===== Raw records

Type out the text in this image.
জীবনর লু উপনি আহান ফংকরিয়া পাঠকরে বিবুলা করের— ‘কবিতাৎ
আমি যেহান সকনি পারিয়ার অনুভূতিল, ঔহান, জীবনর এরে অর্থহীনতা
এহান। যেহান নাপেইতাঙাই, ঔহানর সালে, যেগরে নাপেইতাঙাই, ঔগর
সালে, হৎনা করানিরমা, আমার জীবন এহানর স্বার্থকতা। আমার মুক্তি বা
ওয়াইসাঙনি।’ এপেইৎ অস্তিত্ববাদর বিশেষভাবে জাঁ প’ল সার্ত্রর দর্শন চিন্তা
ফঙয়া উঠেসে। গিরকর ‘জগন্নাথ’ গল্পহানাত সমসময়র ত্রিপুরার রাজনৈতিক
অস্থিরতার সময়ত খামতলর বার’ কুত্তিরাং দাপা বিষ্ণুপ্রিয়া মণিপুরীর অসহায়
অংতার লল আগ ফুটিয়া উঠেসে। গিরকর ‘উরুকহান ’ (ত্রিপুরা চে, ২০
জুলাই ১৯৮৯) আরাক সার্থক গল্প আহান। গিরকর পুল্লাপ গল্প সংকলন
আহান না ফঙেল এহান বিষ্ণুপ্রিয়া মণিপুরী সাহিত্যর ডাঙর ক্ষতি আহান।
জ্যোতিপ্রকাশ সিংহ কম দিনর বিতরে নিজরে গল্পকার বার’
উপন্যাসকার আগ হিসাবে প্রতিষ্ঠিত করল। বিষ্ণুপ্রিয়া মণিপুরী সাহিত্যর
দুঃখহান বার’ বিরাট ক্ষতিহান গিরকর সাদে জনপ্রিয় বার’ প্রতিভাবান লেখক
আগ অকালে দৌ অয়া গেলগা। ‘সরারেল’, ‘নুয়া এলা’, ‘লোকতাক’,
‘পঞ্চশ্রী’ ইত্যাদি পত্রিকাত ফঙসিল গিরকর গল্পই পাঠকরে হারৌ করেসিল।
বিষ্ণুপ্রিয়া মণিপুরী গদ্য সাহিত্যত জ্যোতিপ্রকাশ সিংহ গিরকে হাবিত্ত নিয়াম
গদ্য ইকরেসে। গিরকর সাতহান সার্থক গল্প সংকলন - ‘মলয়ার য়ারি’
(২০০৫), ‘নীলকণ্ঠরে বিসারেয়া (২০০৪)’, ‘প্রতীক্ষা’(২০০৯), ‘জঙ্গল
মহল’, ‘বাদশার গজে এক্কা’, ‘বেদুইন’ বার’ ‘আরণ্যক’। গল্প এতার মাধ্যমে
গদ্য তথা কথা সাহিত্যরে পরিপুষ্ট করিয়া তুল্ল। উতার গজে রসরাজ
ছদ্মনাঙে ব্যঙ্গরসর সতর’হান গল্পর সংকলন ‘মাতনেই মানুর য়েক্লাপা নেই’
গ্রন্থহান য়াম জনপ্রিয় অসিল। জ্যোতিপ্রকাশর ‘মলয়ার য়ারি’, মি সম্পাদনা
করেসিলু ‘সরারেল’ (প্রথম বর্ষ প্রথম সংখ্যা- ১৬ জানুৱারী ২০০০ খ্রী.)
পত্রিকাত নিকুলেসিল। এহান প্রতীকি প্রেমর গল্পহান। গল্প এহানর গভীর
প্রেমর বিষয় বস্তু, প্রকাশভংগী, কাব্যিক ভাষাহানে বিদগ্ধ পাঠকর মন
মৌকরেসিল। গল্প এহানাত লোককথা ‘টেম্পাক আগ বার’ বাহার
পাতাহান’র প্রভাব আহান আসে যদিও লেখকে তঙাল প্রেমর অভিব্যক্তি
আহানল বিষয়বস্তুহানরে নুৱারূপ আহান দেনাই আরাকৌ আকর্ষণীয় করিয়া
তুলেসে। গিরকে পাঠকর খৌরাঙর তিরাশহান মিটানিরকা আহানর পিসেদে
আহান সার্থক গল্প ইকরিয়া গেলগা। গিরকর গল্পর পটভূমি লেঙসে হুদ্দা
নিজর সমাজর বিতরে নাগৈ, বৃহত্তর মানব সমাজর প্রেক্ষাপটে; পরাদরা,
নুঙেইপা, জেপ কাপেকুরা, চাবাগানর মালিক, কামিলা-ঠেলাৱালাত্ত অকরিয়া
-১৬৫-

==========

# What is expected
Return each line of the records above exactly as it reads.

# Solution for this problem
Type out the text in this image.
জীবনর লু উপনি আহান ফংকরিয়া পাঠকরে বিবুলা করের— ‘কবিতাৎ
আমি যেহান সকনি পারিয়ার অনুভূতিল, ঔহান, জীবনর এরে অর্থহীনতা
এহান। যেহান নাপেইতাঙাই, ঔহানর সালে, যেগরে নাপেইতাঙাই, ঔগর
সালে, হৎনা করানিরমা, আমার জীবন এহানর স্বার্থকতা। আমার মুক্তি বা
ওয়াইসাঙনি।’ এপেইৎ অস্তিত্ববাদর বিশেষভাবে জাঁ প’ল সার্ত্রর দর্শন চিন্তা
ফঙয়া উঠেসে। গিরকর ‘জগন্নাথ’ গল্পহানাত সমসময়র ত্রিপুরার রাজনৈতিক
অস্থিরতার সময়ত খামতলর বার’ কুত্তিরাং দাপা বিষ্ণুপ্রিয়া মণিপুরীর অসহায়
অংতার লল আগ ফুটিয়া উঠেসে। গিরকর ‘উরুকহান ’ (ত্রিপুরা চে, ২০
জুলাই ১৯৮৯) আরাক সার্থক গল্প আহান। গিরকর পুল্লাপ গল্প সংকলন
আহান না ফঙেল এহান বিষ্ণুপ্রিয়া মণিপুরী সাহিত্যর ডাঙর ক্ষতি আহান।
জ্যোতিপ্রকাশ সিংহ কম দিনর বিতরে নিজরে গল্পকার বার’
উপন্যাসকার আগ হিসাবে প্রতিষ্ঠিত করল। বিষ্ণুপ্রিয়া মণিপুরী সাহিত্যর
দুঃখহান বার’ বিরাট ক্ষতিহান গিরকর সাদে জনপ্রিয় বার’ প্রতিভাবান লেখক
আগ অকালে দৌ অয়া গেলগা। ‘সরারেল’, ‘নুয়া এলা’, ‘লোকতাক’,
‘পঞ্চশ্রী’ ইত্যাদি পত্রিকাত ফঙসিল গিরকর গল্পই পাঠকরে হারৌ করেসিল।
বিষ্ণুপ্রিয়া মণিপুরী গদ্য সাহিত্যত জ্যোতিপ্রকাশ সিংহ গিরকে হাবিত্ত নিয়াম
গদ্য ইকরেসে। গিরকর সাতহান সার্থক গল্প সংকলন - ‘মলয়ার য়ারি’
(২০০৫), ‘নীলকণ্ঠরে বিসারেয়া (২০০৪)’, ‘প্রতীক্ষা’(২০০৯), ‘জঙ্গল
মহল’, ‘বাদশার গজে এক্কা’, ‘বেদুইন’ বার’ ‘আরণ্যক’। গল্প এতার মাধ্যমে
গদ্য তথা কথা সাহিত্যরে পরিপুষ্ট করিয়া তুল্ল। উতার গজে রসরাজ
ছদ্মনাঙে ব্যঙ্গরসর সতর’হান গল্পর সংকলন ‘মাতনেই মানুর য়েক্লাপা নেই’
গ্রন্থহান য়াম জনপ্রিয় অসিল। জ্যোতিপ্রকাশর ‘মলয়ার য়ারি’, মি সম্পাদনা
করেসিলু ‘সরারেল’ (প্রথম বর্ষ প্রথম সংখ্যা- ১৬ জানুৱারী ২০০০ খ্রী.)
পত্রিকাত নিকুলেসিল। এহান প্রতীকি প্রেমর গল্পহান। গল্প এহানর গভীর
প্রেমর বিষয় বস্তু, প্রকাশভংগী, কাব্যিক ভাষাহানে বিদগ্ধ পাঠকর মন
মৌকরেসিল। গল্প এহানাত লোককথা ‘টেম্পাক আগ বার’ বাহার
পাতাহান’র প্রভাব আহান আসে যদিও লেখকে তঙাল প্রেমর অভিব্যক্তি
আহানল বিষয়বস্তুহানরে নুৱারূপ আহান দেনাই আরাকৌ আকর্ষণীয় করিয়া
তুলেসে। গিরকে পাঠকর খৌরাঙর তিরাশহান মিটানিরকা আহানর পিসেদে
আহান সার্থক গল্প ইকরিয়া গেলগা। গিরকর গল্পর পটভূমি লেঙসে হুদ্দা
নিজর সমাজর বিতরে নাগৈ, বৃহত্তর মানব সমাজর প্রেক্ষাপটে; পরাদরা,
নুঙেইপা, জেপ কাপেকুরা, চাবাগানর মালিক, কামিলা-ঠেলাৱালাত্ত অকরিয়া
-১৬৫-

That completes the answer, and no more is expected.